Filter the entries that follow, copying every line in which the word "meta" appears.

◇ ◇ ◇ ◇ ◇

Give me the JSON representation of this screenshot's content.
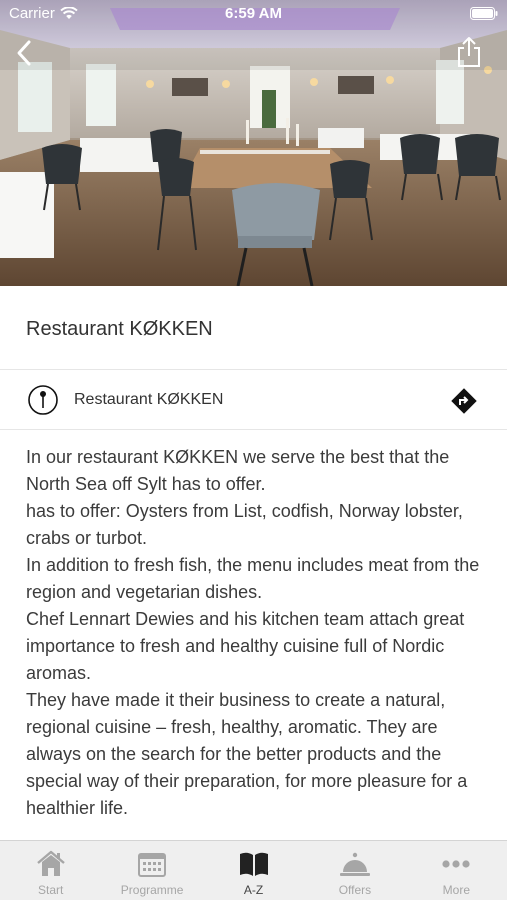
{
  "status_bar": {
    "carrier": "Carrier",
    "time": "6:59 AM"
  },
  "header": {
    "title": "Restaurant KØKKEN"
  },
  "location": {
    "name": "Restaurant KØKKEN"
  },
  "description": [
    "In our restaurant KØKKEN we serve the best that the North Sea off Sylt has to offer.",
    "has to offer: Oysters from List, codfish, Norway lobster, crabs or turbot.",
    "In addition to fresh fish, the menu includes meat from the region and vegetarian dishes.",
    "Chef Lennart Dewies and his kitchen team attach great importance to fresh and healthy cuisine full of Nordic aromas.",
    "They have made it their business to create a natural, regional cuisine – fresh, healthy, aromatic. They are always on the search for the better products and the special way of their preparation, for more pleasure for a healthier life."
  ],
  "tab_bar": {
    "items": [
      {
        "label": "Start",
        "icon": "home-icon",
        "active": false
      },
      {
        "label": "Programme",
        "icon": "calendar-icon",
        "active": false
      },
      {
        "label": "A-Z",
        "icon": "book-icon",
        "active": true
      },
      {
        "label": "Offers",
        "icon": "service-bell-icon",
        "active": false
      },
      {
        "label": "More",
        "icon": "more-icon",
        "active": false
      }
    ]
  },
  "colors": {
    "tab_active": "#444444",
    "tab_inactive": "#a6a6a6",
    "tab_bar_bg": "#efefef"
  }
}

◇ ◇ ◇ ◇ ◇

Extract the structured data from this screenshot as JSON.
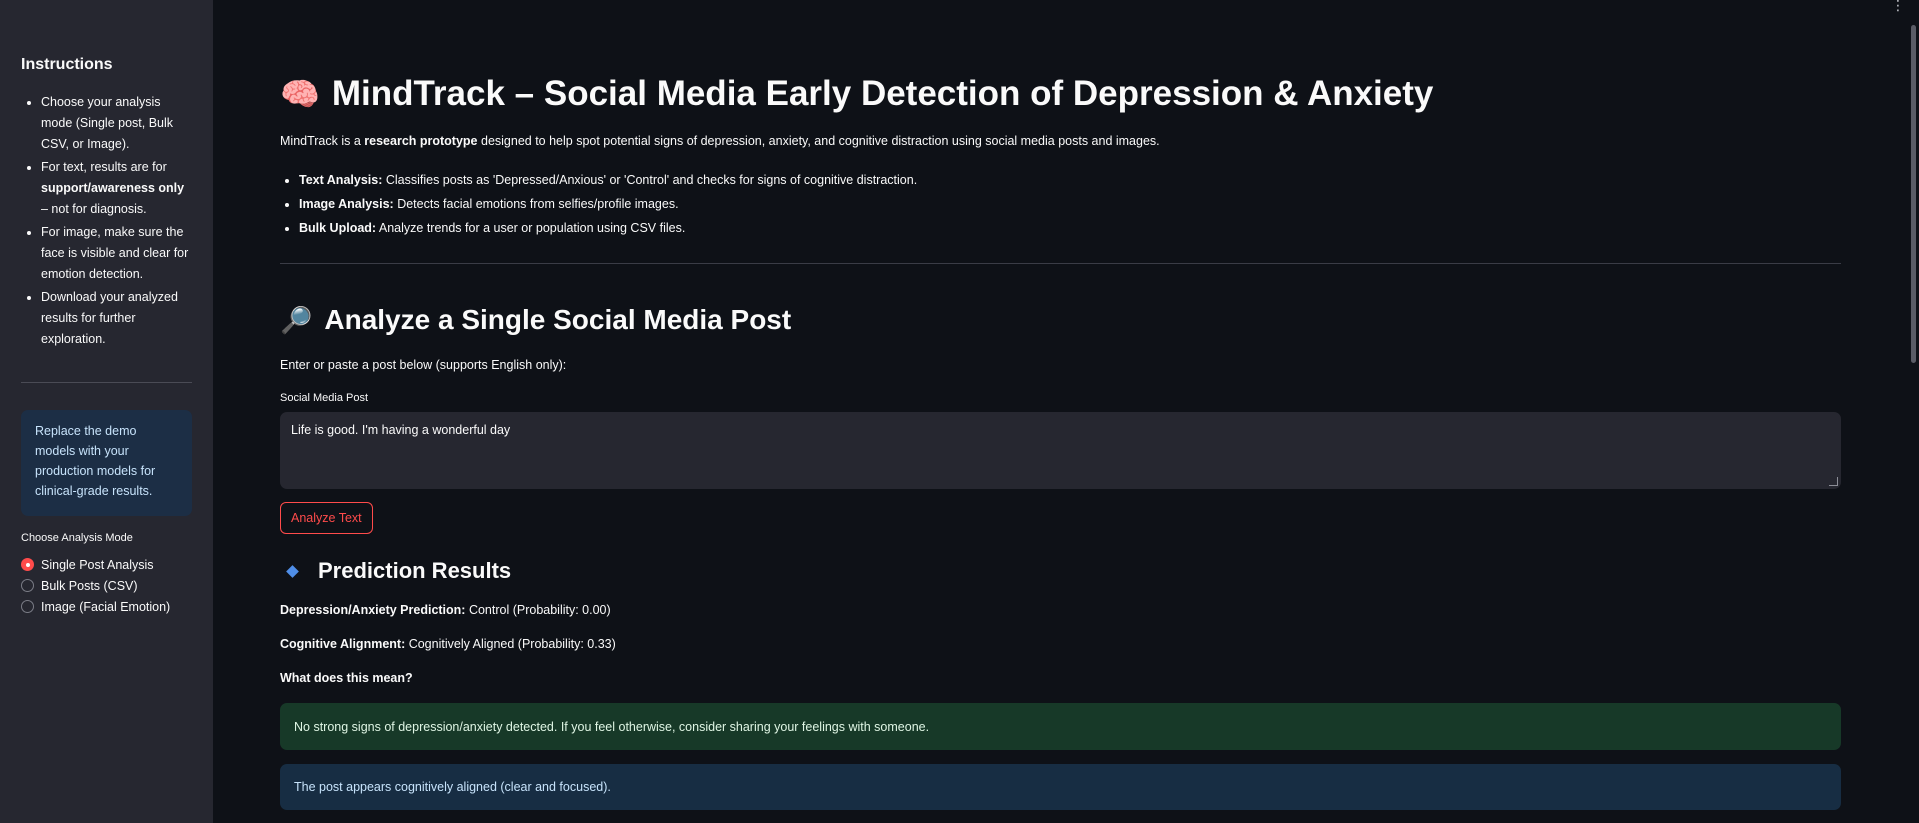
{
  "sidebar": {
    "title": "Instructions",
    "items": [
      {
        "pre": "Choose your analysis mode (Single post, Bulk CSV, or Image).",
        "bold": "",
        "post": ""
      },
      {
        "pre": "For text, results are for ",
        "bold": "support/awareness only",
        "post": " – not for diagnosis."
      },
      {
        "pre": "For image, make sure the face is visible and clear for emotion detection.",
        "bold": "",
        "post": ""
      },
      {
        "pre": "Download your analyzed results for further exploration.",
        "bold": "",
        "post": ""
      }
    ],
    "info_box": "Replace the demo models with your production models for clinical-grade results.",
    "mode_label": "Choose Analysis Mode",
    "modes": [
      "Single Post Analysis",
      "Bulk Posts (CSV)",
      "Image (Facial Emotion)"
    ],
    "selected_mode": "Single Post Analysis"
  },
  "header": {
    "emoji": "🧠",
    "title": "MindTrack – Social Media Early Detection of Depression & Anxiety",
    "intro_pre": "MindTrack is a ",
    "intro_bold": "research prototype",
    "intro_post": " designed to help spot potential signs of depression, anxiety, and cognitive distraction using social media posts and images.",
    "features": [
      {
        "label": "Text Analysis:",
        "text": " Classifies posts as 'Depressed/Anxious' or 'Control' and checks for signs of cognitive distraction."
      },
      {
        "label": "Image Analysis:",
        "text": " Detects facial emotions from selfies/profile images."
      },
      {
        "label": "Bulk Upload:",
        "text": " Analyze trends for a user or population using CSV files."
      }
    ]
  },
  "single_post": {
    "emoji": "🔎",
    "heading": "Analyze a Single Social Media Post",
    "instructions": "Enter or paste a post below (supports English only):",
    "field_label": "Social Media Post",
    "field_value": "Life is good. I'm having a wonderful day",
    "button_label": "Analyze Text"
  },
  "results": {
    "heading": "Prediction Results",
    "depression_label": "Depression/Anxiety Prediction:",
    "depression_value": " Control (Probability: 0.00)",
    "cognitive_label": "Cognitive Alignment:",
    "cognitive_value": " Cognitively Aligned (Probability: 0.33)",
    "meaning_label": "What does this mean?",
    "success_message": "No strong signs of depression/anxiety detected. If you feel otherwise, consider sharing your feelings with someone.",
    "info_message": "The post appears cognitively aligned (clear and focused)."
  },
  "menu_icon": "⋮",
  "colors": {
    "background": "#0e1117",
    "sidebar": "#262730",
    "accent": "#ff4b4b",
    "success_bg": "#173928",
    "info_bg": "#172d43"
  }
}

◇ ◇ ◇ ◇ ◇

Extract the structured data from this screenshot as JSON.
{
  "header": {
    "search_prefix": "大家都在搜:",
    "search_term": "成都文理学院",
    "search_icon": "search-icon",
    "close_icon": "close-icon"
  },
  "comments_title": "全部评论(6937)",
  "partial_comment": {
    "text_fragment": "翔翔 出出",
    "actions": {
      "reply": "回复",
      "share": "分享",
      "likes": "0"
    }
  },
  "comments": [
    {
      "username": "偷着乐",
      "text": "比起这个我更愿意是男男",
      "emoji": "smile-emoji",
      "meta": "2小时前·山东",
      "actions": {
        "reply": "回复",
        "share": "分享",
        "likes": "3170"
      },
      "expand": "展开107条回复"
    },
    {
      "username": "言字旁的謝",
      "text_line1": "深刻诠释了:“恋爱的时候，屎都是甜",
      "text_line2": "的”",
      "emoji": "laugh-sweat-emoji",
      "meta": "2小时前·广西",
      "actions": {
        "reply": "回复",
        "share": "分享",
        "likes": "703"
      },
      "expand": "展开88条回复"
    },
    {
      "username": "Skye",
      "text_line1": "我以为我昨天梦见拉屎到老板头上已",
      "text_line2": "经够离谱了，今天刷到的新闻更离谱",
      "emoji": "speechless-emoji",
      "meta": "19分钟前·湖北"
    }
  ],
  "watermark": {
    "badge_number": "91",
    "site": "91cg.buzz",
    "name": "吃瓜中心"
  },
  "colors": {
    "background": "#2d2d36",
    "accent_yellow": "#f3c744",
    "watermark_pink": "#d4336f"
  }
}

◇ ◇ ◇ ◇ ◇

▸ RESPONSE TO THIS TASK
      "meta": "2小时前·山东",
      "meta": "2小时前·广西",
      "meta": "19分钟前·湖北"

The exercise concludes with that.